*Direction:*
Scan the records and identify every line in which the string "name" occurs, then return those lines.

*Records provided:*
********************

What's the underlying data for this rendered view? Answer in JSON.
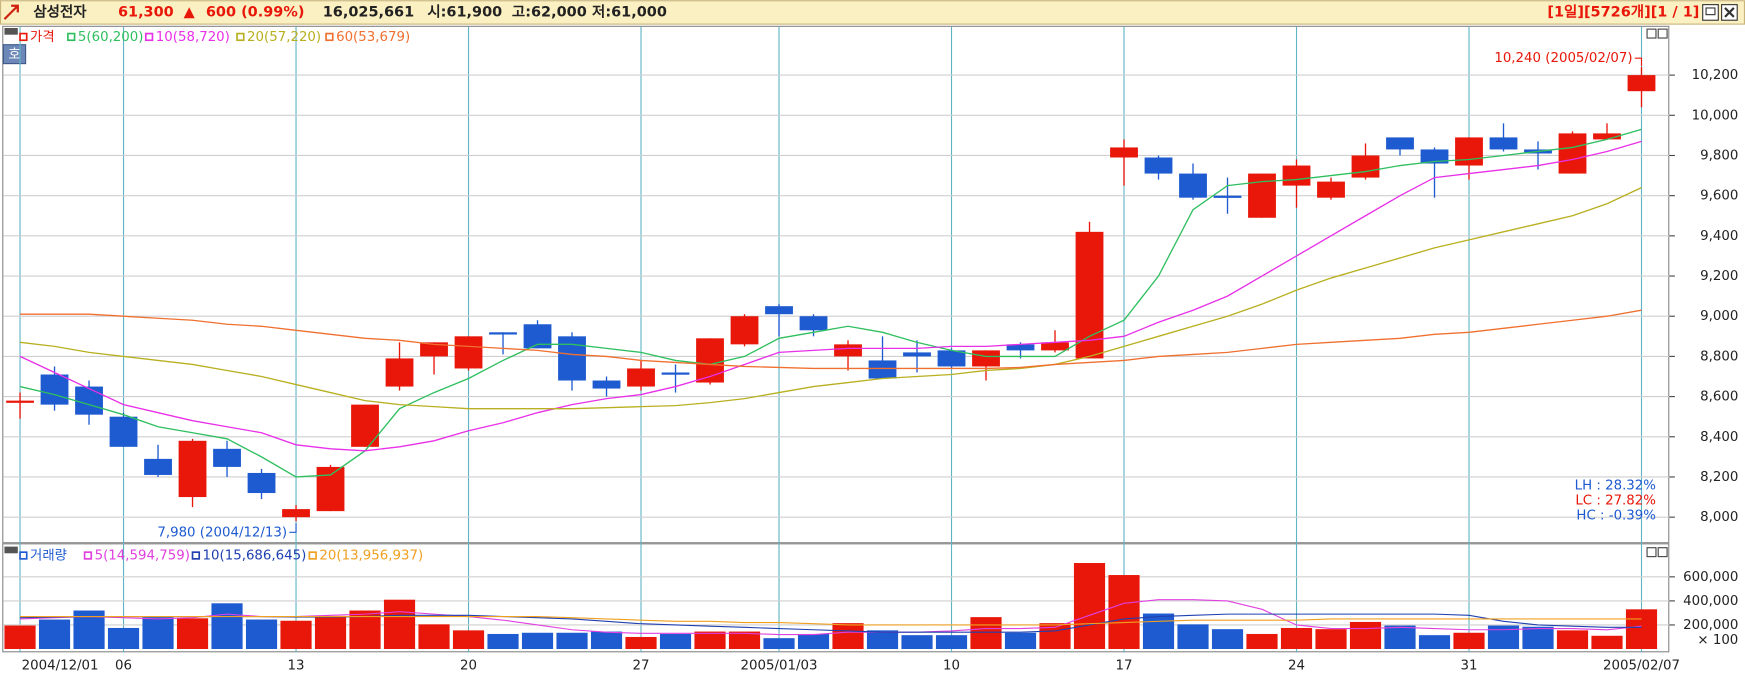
{
  "header": {
    "name": "삼성전자",
    "price": "61,300",
    "change_mark": "▲",
    "change": "600 (0.99%)",
    "volume": "16,025,661",
    "open": "시:61,900",
    "high": "고:62,000",
    "low": "저:61,000",
    "status": "[1일][5726개][1 / 1]",
    "side_button": "호"
  },
  "chart_data": [
    {
      "type": "candlestick",
      "series": [
        {
          "name": "가격",
          "color": "#e8170a",
          "up_color": "#e8170a",
          "down_color": "#1e5bd0",
          "open": [
            8570,
            8710,
            8650,
            8500,
            8290,
            8100,
            8340,
            8220,
            8000,
            8030,
            8350,
            8650,
            8800,
            8740,
            8920,
            8960,
            8900,
            8680,
            8650,
            8720,
            8670,
            8860,
            9050,
            9000,
            8800,
            8780,
            8820,
            8830,
            8750,
            8860,
            8830,
            8790,
            9790,
            9790,
            9710,
            9600,
            9490,
            9650,
            9590,
            9690,
            9890,
            9830,
            9750,
            9890,
            9830,
            9710,
            9880,
            10120
          ],
          "high": [
            8620,
            8750,
            8680,
            8520,
            8360,
            8390,
            8380,
            8240,
            8060,
            8260,
            8560,
            8870,
            8870,
            8900,
            8920,
            8980,
            8920,
            8700,
            8780,
            8760,
            8890,
            9010,
            9060,
            9010,
            8880,
            8900,
            8880,
            8840,
            8830,
            8870,
            8930,
            9470,
            9880,
            9800,
            9760,
            9690,
            9710,
            9780,
            9690,
            9860,
            9890,
            9840,
            9890,
            9960,
            9870,
            9920,
            9960,
            10240
          ],
          "low": [
            8490,
            8530,
            8460,
            8350,
            8200,
            8050,
            8200,
            8090,
            7980,
            8030,
            8350,
            8630,
            8710,
            8730,
            8810,
            8840,
            8630,
            8600,
            8630,
            8620,
            8660,
            8850,
            8900,
            8900,
            8730,
            8690,
            8720,
            8740,
            8680,
            8790,
            8820,
            8790,
            9650,
            9680,
            9580,
            9510,
            9490,
            9540,
            9580,
            9680,
            9800,
            9590,
            9680,
            9820,
            9730,
            9710,
            9880,
            10040
          ],
          "close": [
            8580,
            8560,
            8510,
            8350,
            8210,
            8380,
            8250,
            8120,
            8040,
            8250,
            8560,
            8790,
            8870,
            8900,
            8910,
            8840,
            8680,
            8640,
            8740,
            8710,
            8890,
            9000,
            9010,
            8930,
            8860,
            8690,
            8800,
            8750,
            8830,
            8830,
            8870,
            9420,
            9840,
            9710,
            9590,
            9590,
            9710,
            9750,
            9670,
            9800,
            9830,
            9760,
            9890,
            9830,
            9810,
            9910,
            9910,
            10200
          ]
        },
        {
          "name": "5(60,200)",
          "color": "#2fbf5f",
          "values": [
            8650,
            8610,
            8560,
            8510,
            8450,
            8420,
            8390,
            8300,
            8200,
            8210,
            8330,
            8540,
            8620,
            8690,
            8780,
            8860,
            8860,
            8840,
            8820,
            8780,
            8760,
            8800,
            8890,
            8920,
            8950,
            8920,
            8870,
            8830,
            8800,
            8800,
            8800,
            8900,
            8980,
            9200,
            9530,
            9650,
            9670,
            9680,
            9700,
            9720,
            9750,
            9770,
            9780,
            9800,
            9820,
            9840,
            9880,
            9930
          ]
        },
        {
          "name": "10(58,720)",
          "color": "#e830e8",
          "values": [
            8800,
            8720,
            8640,
            8560,
            8520,
            8480,
            8450,
            8420,
            8360,
            8340,
            8330,
            8350,
            8380,
            8430,
            8470,
            8520,
            8560,
            8590,
            8610,
            8650,
            8700,
            8760,
            8820,
            8830,
            8840,
            8840,
            8840,
            8850,
            8850,
            8860,
            8870,
            8880,
            8900,
            8970,
            9030,
            9100,
            9200,
            9300,
            9400,
            9500,
            9600,
            9690,
            9710,
            9730,
            9750,
            9780,
            9820,
            9870
          ]
        },
        {
          "name": "20(57,220)",
          "color": "#b8b020",
          "values": [
            8870,
            8850,
            8820,
            8800,
            8780,
            8760,
            8730,
            8700,
            8660,
            8620,
            8580,
            8560,
            8550,
            8540,
            8540,
            8540,
            8540,
            8545,
            8550,
            8555,
            8570,
            8590,
            8620,
            8650,
            8670,
            8690,
            8700,
            8710,
            8730,
            8740,
            8760,
            8800,
            8850,
            8900,
            8950,
            9000,
            9060,
            9130,
            9190,
            9240,
            9290,
            9340,
            9380,
            9420,
            9460,
            9500,
            9560,
            9640
          ]
        },
        {
          "name": "60(53,679)",
          "color": "#f07030",
          "values": [
            9010,
            9010,
            9010,
            9000,
            8990,
            8980,
            8960,
            8950,
            8930,
            8910,
            8890,
            8880,
            8860,
            8850,
            8840,
            8830,
            8810,
            8800,
            8780,
            8770,
            8760,
            8750,
            8745,
            8740,
            8740,
            8740,
            8740,
            8740,
            8740,
            8745,
            8760,
            8770,
            8780,
            8800,
            8810,
            8820,
            8840,
            8860,
            8870,
            8880,
            8890,
            8910,
            8920,
            8940,
            8960,
            8980,
            9000,
            9030
          ]
        }
      ],
      "ylim": [
        7870,
        10440
      ],
      "yticks": [
        {
          "value": 8000,
          "label": "8,000"
        },
        {
          "value": 8200,
          "label": "8,200"
        },
        {
          "value": 8400,
          "label": "8,400"
        },
        {
          "value": 8600,
          "label": "8,600"
        },
        {
          "value": 8800,
          "label": "8,800"
        },
        {
          "value": 9000,
          "label": "9,000"
        },
        {
          "value": 9200,
          "label": "9,200"
        },
        {
          "value": 9400,
          "label": "9,400"
        },
        {
          "value": 9600,
          "label": "9,600"
        },
        {
          "value": 9800,
          "label": "9,800"
        },
        {
          "value": 10000,
          "label": "10,000"
        },
        {
          "value": 10200,
          "label": "10,200"
        }
      ],
      "grid": true,
      "high_label": "10,240 (2005/02/07)",
      "low_label": "7,980 (2004/12/13)",
      "stats": [
        {
          "text": "LH : 28.32%",
          "color": "#1e5bd0"
        },
        {
          "text": "LC : 27.82%",
          "color": "#e8170a"
        },
        {
          "text": "HC : -0.39%",
          "color": "#1e5bd0"
        }
      ]
    },
    {
      "type": "bar",
      "categories": [
        "2004/12/01",
        null,
        null,
        "06",
        null,
        null,
        null,
        null,
        "13",
        null,
        null,
        null,
        null,
        "20",
        null,
        null,
        null,
        null,
        "27",
        null,
        null,
        null,
        "2005/01/03",
        null,
        null,
        null,
        null,
        "10",
        null,
        null,
        null,
        null,
        "17",
        null,
        null,
        null,
        null,
        "24",
        null,
        null,
        null,
        null,
        "31",
        null,
        null,
        null,
        null,
        "2005/02/07"
      ],
      "series": [
        {
          "name": "거래량",
          "color": "#1e5bd0",
          "values": [
            195000,
            245000,
            320000,
            175000,
            265000,
            255000,
            380000,
            245000,
            235000,
            275000,
            320000,
            410000,
            205000,
            155000,
            125000,
            135000,
            135000,
            145000,
            100000,
            125000,
            145000,
            145000,
            90000,
            125000,
            215000,
            155000,
            115000,
            115000,
            265000,
            135000,
            215000,
            715000,
            615000,
            295000,
            205000,
            165000,
            125000,
            175000,
            165000,
            225000,
            195000,
            115000,
            135000,
            195000,
            185000,
            155000,
            110000,
            330000
          ]
        },
        {
          "name": "5(14,594,759)",
          "color": "#e040e0",
          "values": [
            250000,
            260000,
            270000,
            260000,
            250000,
            260000,
            290000,
            270000,
            270000,
            280000,
            290000,
            310000,
            290000,
            270000,
            240000,
            200000,
            160000,
            140000,
            130000,
            130000,
            130000,
            130000,
            120000,
            120000,
            140000,
            140000,
            140000,
            150000,
            170000,
            170000,
            180000,
            280000,
            380000,
            410000,
            410000,
            400000,
            330000,
            200000,
            170000,
            170000,
            180000,
            170000,
            160000,
            160000,
            170000,
            170000,
            160000,
            190000
          ]
        },
        {
          "name": "10(15,686,645)",
          "color": "#2040b0",
          "values": [
            260000,
            265000,
            270000,
            270000,
            270000,
            270000,
            270000,
            270000,
            265000,
            265000,
            270000,
            280000,
            280000,
            280000,
            270000,
            260000,
            250000,
            230000,
            210000,
            200000,
            190000,
            180000,
            170000,
            160000,
            150000,
            140000,
            140000,
            140000,
            140000,
            140000,
            150000,
            200000,
            250000,
            270000,
            280000,
            290000,
            290000,
            290000,
            290000,
            290000,
            290000,
            290000,
            280000,
            230000,
            200000,
            190000,
            180000,
            180000
          ]
        },
        {
          "name": "20(13,956,937)",
          "color": "#f0a020",
          "values": [
            270000,
            270000,
            270000,
            270000,
            270000,
            270000,
            270000,
            270000,
            270000,
            270000,
            270000,
            270000,
            270000,
            270000,
            270000,
            270000,
            260000,
            250000,
            240000,
            230000,
            230000,
            220000,
            220000,
            210000,
            200000,
            200000,
            200000,
            200000,
            200000,
            200000,
            200000,
            210000,
            220000,
            230000,
            240000,
            240000,
            240000,
            240000,
            250000,
            250000,
            250000,
            250000,
            250000,
            250000,
            250000,
            250000,
            250000,
            250000
          ]
        }
      ],
      "ylim": [
        0,
        870000
      ],
      "yticks": [
        {
          "value": 200000,
          "label": "200,000"
        },
        {
          "value": 400000,
          "label": "400,000"
        },
        {
          "value": 600000,
          "label": "600,000"
        }
      ],
      "unit_label": "× 100",
      "grid": true
    }
  ]
}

********************

*Exercise solution:*
    "name": "삼성전자",
          "name": "가격",
          "name": "5(60,200)",
          "name": "10(58,720)",
          "name": "20(57,220)",
          "name": "60(53,679)",
          "name": "거래량",
          "name": "5(14,594,759)",
          "name": "10(15,686,645)",
          "name": "20(13,956,937)",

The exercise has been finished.